(EXERCISE PROMPT)
All entries are to be given again verbatim.

Records that describe figures:
● ● ●

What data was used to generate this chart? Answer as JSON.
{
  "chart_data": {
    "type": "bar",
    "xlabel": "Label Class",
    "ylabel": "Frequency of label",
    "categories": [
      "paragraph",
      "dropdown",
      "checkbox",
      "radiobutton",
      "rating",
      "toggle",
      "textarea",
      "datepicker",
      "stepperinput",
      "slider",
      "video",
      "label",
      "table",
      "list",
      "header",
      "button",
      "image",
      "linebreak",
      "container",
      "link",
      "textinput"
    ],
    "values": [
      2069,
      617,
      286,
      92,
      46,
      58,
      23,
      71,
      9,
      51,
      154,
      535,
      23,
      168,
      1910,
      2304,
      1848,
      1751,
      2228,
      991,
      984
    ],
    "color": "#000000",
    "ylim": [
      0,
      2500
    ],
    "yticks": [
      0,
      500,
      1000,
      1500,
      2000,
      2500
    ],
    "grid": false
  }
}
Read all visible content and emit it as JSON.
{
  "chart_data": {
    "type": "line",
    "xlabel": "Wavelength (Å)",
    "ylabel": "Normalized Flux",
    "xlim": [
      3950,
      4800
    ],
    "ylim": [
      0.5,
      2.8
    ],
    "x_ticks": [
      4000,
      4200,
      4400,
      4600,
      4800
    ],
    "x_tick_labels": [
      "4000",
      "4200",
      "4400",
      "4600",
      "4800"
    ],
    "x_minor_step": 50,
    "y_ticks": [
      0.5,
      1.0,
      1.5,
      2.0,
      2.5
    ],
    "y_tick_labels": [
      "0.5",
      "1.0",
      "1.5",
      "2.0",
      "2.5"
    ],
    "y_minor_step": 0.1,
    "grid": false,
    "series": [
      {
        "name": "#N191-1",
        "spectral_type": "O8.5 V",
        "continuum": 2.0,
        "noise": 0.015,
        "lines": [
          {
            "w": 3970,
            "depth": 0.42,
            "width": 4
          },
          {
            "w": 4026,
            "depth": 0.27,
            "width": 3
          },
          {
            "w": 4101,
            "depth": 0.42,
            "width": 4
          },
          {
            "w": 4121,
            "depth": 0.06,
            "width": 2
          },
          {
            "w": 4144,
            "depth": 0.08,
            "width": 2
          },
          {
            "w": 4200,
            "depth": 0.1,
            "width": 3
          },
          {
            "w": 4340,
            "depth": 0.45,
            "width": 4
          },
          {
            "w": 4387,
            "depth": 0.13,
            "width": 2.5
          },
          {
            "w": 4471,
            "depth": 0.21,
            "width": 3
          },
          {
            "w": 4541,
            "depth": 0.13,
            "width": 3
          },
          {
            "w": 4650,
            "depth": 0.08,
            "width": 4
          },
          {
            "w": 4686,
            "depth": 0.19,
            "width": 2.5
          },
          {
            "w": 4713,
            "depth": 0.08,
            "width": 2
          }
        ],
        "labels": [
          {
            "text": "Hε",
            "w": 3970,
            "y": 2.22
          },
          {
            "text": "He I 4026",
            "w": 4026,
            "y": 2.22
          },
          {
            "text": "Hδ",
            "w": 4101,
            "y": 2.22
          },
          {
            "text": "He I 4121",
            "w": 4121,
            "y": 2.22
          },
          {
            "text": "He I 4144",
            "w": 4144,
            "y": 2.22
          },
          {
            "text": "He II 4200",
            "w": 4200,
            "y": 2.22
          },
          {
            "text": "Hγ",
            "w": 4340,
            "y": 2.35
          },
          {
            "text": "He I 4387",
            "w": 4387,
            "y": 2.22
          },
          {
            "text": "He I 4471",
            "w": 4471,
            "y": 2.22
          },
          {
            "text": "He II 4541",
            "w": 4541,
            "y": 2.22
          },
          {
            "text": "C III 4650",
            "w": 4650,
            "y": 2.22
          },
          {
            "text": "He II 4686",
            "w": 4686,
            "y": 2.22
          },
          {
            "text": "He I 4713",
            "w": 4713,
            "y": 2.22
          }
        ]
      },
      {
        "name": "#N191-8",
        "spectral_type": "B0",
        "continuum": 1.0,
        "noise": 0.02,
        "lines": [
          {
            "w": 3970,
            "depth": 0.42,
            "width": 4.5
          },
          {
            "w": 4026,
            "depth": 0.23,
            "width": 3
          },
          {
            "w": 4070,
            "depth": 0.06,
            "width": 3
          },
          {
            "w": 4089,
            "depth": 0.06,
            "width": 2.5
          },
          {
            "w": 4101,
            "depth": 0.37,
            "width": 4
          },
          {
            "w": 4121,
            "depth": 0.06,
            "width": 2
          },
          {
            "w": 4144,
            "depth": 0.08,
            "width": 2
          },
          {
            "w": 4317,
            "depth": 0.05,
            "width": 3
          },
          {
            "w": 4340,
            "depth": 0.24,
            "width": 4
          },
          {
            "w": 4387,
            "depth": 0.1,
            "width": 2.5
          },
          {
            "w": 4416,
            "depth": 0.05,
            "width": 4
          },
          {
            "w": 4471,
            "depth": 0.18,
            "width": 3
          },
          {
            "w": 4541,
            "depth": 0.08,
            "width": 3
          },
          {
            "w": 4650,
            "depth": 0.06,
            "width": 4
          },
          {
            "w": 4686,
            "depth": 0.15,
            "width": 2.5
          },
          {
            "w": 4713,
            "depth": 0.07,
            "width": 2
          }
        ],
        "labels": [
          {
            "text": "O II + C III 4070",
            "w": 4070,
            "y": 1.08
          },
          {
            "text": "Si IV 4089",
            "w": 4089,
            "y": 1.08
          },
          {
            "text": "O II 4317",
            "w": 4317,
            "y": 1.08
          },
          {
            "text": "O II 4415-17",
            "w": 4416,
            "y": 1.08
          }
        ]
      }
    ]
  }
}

● ● ●

(ANSWER TO THE PROBLEM)
What data was used to generate this chart? Answer as JSON.
{
  "chart_data": {
    "type": "bar",
    "xlabel": "Label Class",
    "ylabel": "Frequency of label",
    "categories": [
      "paragraph",
      "dropdown",
      "checkbox",
      "radiobutton",
      "rating",
      "toggle",
      "textarea",
      "datepicker",
      "stepperinput",
      "slider",
      "video",
      "label",
      "table",
      "list",
      "header",
      "button",
      "image",
      "linebreak",
      "container",
      "link",
      "textinput"
    ],
    "values": [
      2069,
      617,
      286,
      92,
      46,
      58,
      23,
      71,
      9,
      51,
      154,
      535,
      23,
      168,
      1910,
      2304,
      1848,
      1751,
      2228,
      991,
      984
    ],
    "color": "#000000",
    "ylim": [
      0,
      2500
    ],
    "yticks": [
      0,
      500,
      1000,
      1500,
      2000,
      2500
    ],
    "grid": false
  }
}
Read all visible content and emit it as JSON.
{
  "chart_data": {
    "type": "line",
    "xlabel": "Wavelength (Å)",
    "ylabel": "Normalized Flux",
    "xlim": [
      3950,
      4800
    ],
    "ylim": [
      0.5,
      2.8
    ],
    "x_ticks": [
      4000,
      4200,
      4400,
      4600,
      4800
    ],
    "x_tick_labels": [
      "4000",
      "4200",
      "4400",
      "4600",
      "4800"
    ],
    "x_minor_step": 50,
    "y_ticks": [
      0.5,
      1.0,
      1.5,
      2.0,
      2.5
    ],
    "y_tick_labels": [
      "0.5",
      "1.0",
      "1.5",
      "2.0",
      "2.5"
    ],
    "y_minor_step": 0.1,
    "grid": false,
    "series": [
      {
        "name": "#N191-1",
        "spectral_type": "O8.5 V",
        "continuum": 2.0,
        "noise": 0.015,
        "lines": [
          {
            "w": 3970,
            "depth": 0.42,
            "width": 4
          },
          {
            "w": 4026,
            "depth": 0.27,
            "width": 3
          },
          {
            "w": 4101,
            "depth": 0.42,
            "width": 4
          },
          {
            "w": 4121,
            "depth": 0.06,
            "width": 2
          },
          {
            "w": 4144,
            "depth": 0.08,
            "width": 2
          },
          {
            "w": 4200,
            "depth": 0.1,
            "width": 3
          },
          {
            "w": 4340,
            "depth": 0.45,
            "width": 4
          },
          {
            "w": 4387,
            "depth": 0.13,
            "width": 2.5
          },
          {
            "w": 4471,
            "depth": 0.21,
            "width": 3
          },
          {
            "w": 4541,
            "depth": 0.13,
            "width": 3
          },
          {
            "w": 4650,
            "depth": 0.08,
            "width": 4
          },
          {
            "w": 4686,
            "depth": 0.19,
            "width": 2.5
          },
          {
            "w": 4713,
            "depth": 0.08,
            "width": 2
          }
        ],
        "labels": [
          {
            "text": "Hε",
            "w": 3970,
            "y": 2.22
          },
          {
            "text": "He I 4026",
            "w": 4026,
            "y": 2.22
          },
          {
            "text": "Hδ",
            "w": 4101,
            "y": 2.22
          },
          {
            "text": "He I 4121",
            "w": 4121,
            "y": 2.22
          },
          {
            "text": "He I 4144",
            "w": 4144,
            "y": 2.22
          },
          {
            "text": "He II 4200",
            "w": 4200,
            "y": 2.22
          },
          {
            "text": "Hγ",
            "w": 4340,
            "y": 2.35
          },
          {
            "text": "He I 4387",
            "w": 4387,
            "y": 2.22
          },
          {
            "text": "He I 4471",
            "w": 4471,
            "y": 2.22
          },
          {
            "text": "He II 4541",
            "w": 4541,
            "y": 2.22
          },
          {
            "text": "C III 4650",
            "w": 4650,
            "y": 2.22
          },
          {
            "text": "He II 4686",
            "w": 4686,
            "y": 2.22
          },
          {
            "text": "He I 4713",
            "w": 4713,
            "y": 2.22
          }
        ]
      },
      {
        "name": "#N191-8",
        "spectral_type": "B0",
        "continuum": 1.0,
        "noise": 0.02,
        "lines": [
          {
            "w": 3970,
            "depth": 0.42,
            "width": 4.5
          },
          {
            "w": 4026,
            "depth": 0.23,
            "width": 3
          },
          {
            "w": 4070,
            "depth": 0.06,
            "width": 3
          },
          {
            "w": 4089,
            "depth": 0.06,
            "width": 2.5
          },
          {
            "w": 4101,
            "depth": 0.37,
            "width": 4
          },
          {
            "w": 4121,
            "depth": 0.06,
            "width": 2
          },
          {
            "w": 4144,
            "depth": 0.08,
            "width": 2
          },
          {
            "w": 4317,
            "depth": 0.05,
            "width": 3
          },
          {
            "w": 4340,
            "depth": 0.24,
            "width": 4
          },
          {
            "w": 4387,
            "depth": 0.1,
            "width": 2.5
          },
          {
            "w": 4416,
            "depth": 0.05,
            "width": 4
          },
          {
            "w": 4471,
            "depth": 0.18,
            "width": 3
          },
          {
            "w": 4541,
            "depth": 0.08,
            "width": 3
          },
          {
            "w": 4650,
            "depth": 0.06,
            "width": 4
          },
          {
            "w": 4686,
            "depth": 0.15,
            "width": 2.5
          },
          {
            "w": 4713,
            "depth": 0.07,
            "width": 2
          }
        ],
        "labels": [
          {
            "text": "O II + C III 4070",
            "w": 4070,
            "y": 1.08
          },
          {
            "text": "Si IV 4089",
            "w": 4089,
            "y": 1.08
          },
          {
            "text": "O II 4317",
            "w": 4317,
            "y": 1.08
          },
          {
            "text": "O II 4415-17",
            "w": 4416,
            "y": 1.08
          }
        ]
      }
    ]
  }
}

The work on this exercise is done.